:: GIVEN TASK ::
Make an exact copy of the entries, and keep any pictures out of it.

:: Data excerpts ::

+++

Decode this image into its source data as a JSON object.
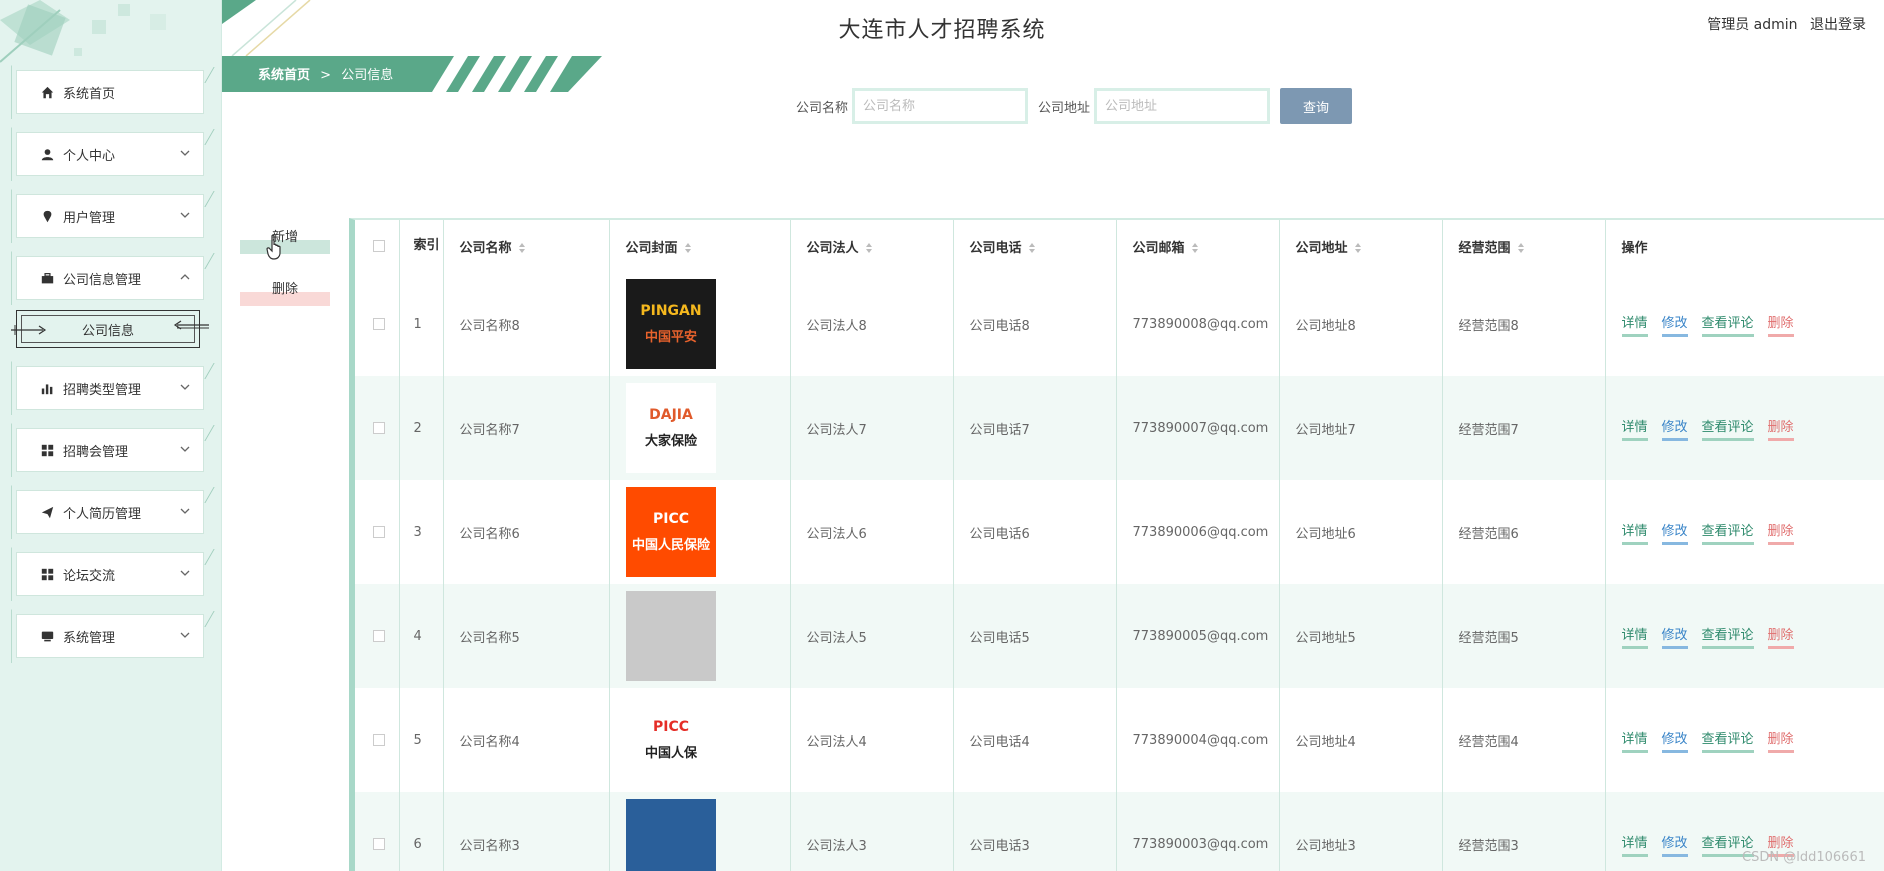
{
  "app_title": "大连市人才招聘系统",
  "header": {
    "role_user": "管理员 admin",
    "logout": "退出登录"
  },
  "breadcrumb": {
    "home": "系统首页",
    "separator": ">",
    "current": "公司信息"
  },
  "sidebar": {
    "items": [
      {
        "label": "系统首页",
        "icon": "home-icon"
      },
      {
        "label": "个人中心",
        "icon": "user-icon"
      },
      {
        "label": "用户管理",
        "icon": "pin-icon"
      },
      {
        "label": "公司信息管理",
        "icon": "briefcase-icon"
      },
      {
        "label": "招聘类型管理",
        "icon": "bar-chart-icon"
      },
      {
        "label": "招聘会管理",
        "icon": "grid-icon"
      },
      {
        "label": "个人简历管理",
        "icon": "paper-plane-icon"
      },
      {
        "label": "论坛交流",
        "icon": "grid-icon"
      },
      {
        "label": "系统管理",
        "icon": "monitor-icon"
      }
    ],
    "active_submenu": "公司信息"
  },
  "search": {
    "company_name_label": "公司名称",
    "company_name_placeholder": "公司名称",
    "company_address_label": "公司地址",
    "company_address_placeholder": "公司地址",
    "query_button": "查询"
  },
  "actions": {
    "add": "新增",
    "delete": "删除"
  },
  "table": {
    "columns": [
      "索引",
      "公司名称",
      "公司封面",
      "公司法人",
      "公司电话",
      "公司邮箱",
      "公司地址",
      "经营范围",
      "操作"
    ],
    "ops": {
      "detail": "详情",
      "edit": "修改",
      "comment": "查看评论",
      "delete": "删除"
    },
    "rows": [
      {
        "index": "1",
        "name": "公司名称8",
        "cover_text": "中国平安",
        "cover_sub": "PINGAN",
        "legal": "公司法人8",
        "phone": "公司电话8",
        "email": "773890008@qq.com",
        "address": "公司地址8",
        "scope": "经营范围8"
      },
      {
        "index": "2",
        "name": "公司名称7",
        "cover_text": "大家保险",
        "cover_sub": "DAJIA",
        "legal": "公司法人7",
        "phone": "公司电话7",
        "email": "773890007@qq.com",
        "address": "公司地址7",
        "scope": "经营范围7"
      },
      {
        "index": "3",
        "name": "公司名称6",
        "cover_text": "中国人民保险",
        "cover_sub": "PICC",
        "legal": "公司法人6",
        "phone": "公司电话6",
        "email": "773890006@qq.com",
        "address": "公司地址6",
        "scope": "经营范围6"
      },
      {
        "index": "4",
        "name": "公司名称5",
        "cover_text": "",
        "cover_sub": "",
        "legal": "公司法人5",
        "phone": "公司电话5",
        "email": "773890005@qq.com",
        "address": "公司地址5",
        "scope": "经营范围5"
      },
      {
        "index": "5",
        "name": "公司名称4",
        "cover_text": "中国人保",
        "cover_sub": "PICC",
        "legal": "公司法人4",
        "phone": "公司电话4",
        "email": "773890004@qq.com",
        "address": "公司地址4",
        "scope": "经营范围4"
      },
      {
        "index": "6",
        "name": "公司名称3",
        "cover_text": "",
        "cover_sub": "",
        "legal": "公司法人3",
        "phone": "公司电话3",
        "email": "773890003@qq.com",
        "address": "公司地址3",
        "scope": "经营范围3"
      }
    ]
  },
  "watermark": "CSDN @ldd106661",
  "colors": {
    "accent": "#5aa889",
    "sidebar_bg": "#e3f3ee",
    "query_btn": "#7d98b2"
  }
}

+++

:: ANSWER BELOW ::
Decode this image into its source data as a JSON object.
{
  "app_title": "大连市人才招聘系统",
  "header": {
    "role_user": "管理员 admin",
    "logout": "退出登录"
  },
  "breadcrumb": {
    "home": "系统首页",
    "separator": ">",
    "current": "公司信息"
  },
  "sidebar": {
    "items": [
      {
        "label": "系统首页",
        "icon": "home-icon"
      },
      {
        "label": "个人中心",
        "icon": "user-icon"
      },
      {
        "label": "用户管理",
        "icon": "pin-icon"
      },
      {
        "label": "公司信息管理",
        "icon": "briefcase-icon"
      },
      {
        "label": "招聘类型管理",
        "icon": "bar-chart-icon"
      },
      {
        "label": "招聘会管理",
        "icon": "grid-icon"
      },
      {
        "label": "个人简历管理",
        "icon": "paper-plane-icon"
      },
      {
        "label": "论坛交流",
        "icon": "grid-icon"
      },
      {
        "label": "系统管理",
        "icon": "monitor-icon"
      }
    ],
    "active_submenu": "公司信息"
  },
  "search": {
    "company_name_label": "公司名称",
    "company_name_placeholder": "公司名称",
    "company_address_label": "公司地址",
    "company_address_placeholder": "公司地址",
    "query_button": "查询"
  },
  "actions": {
    "add": "新增",
    "delete": "删除"
  },
  "table": {
    "columns": [
      "索引",
      "公司名称",
      "公司封面",
      "公司法人",
      "公司电话",
      "公司邮箱",
      "公司地址",
      "经营范围",
      "操作"
    ],
    "ops": {
      "detail": "详情",
      "edit": "修改",
      "comment": "查看评论",
      "delete": "删除"
    },
    "rows": [
      {
        "index": "1",
        "name": "公司名称8",
        "cover_text": "中国平安",
        "cover_sub": "PINGAN",
        "legal": "公司法人8",
        "phone": "公司电话8",
        "email": "773890008@qq.com",
        "address": "公司地址8",
        "scope": "经营范围8"
      },
      {
        "index": "2",
        "name": "公司名称7",
        "cover_text": "大家保险",
        "cover_sub": "DAJIA",
        "legal": "公司法人7",
        "phone": "公司电话7",
        "email": "773890007@qq.com",
        "address": "公司地址7",
        "scope": "经营范围7"
      },
      {
        "index": "3",
        "name": "公司名称6",
        "cover_text": "中国人民保险",
        "cover_sub": "PICC",
        "legal": "公司法人6",
        "phone": "公司电话6",
        "email": "773890006@qq.com",
        "address": "公司地址6",
        "scope": "经营范围6"
      },
      {
        "index": "4",
        "name": "公司名称5",
        "cover_text": "",
        "cover_sub": "",
        "legal": "公司法人5",
        "phone": "公司电话5",
        "email": "773890005@qq.com",
        "address": "公司地址5",
        "scope": "经营范围5"
      },
      {
        "index": "5",
        "name": "公司名称4",
        "cover_text": "中国人保",
        "cover_sub": "PICC",
        "legal": "公司法人4",
        "phone": "公司电话4",
        "email": "773890004@qq.com",
        "address": "公司地址4",
        "scope": "经营范围4"
      },
      {
        "index": "6",
        "name": "公司名称3",
        "cover_text": "",
        "cover_sub": "",
        "legal": "公司法人3",
        "phone": "公司电话3",
        "email": "773890003@qq.com",
        "address": "公司地址3",
        "scope": "经营范围3"
      }
    ]
  },
  "watermark": "CSDN @ldd106661",
  "colors": {
    "accent": "#5aa889",
    "sidebar_bg": "#e3f3ee",
    "query_btn": "#7d98b2"
  }
}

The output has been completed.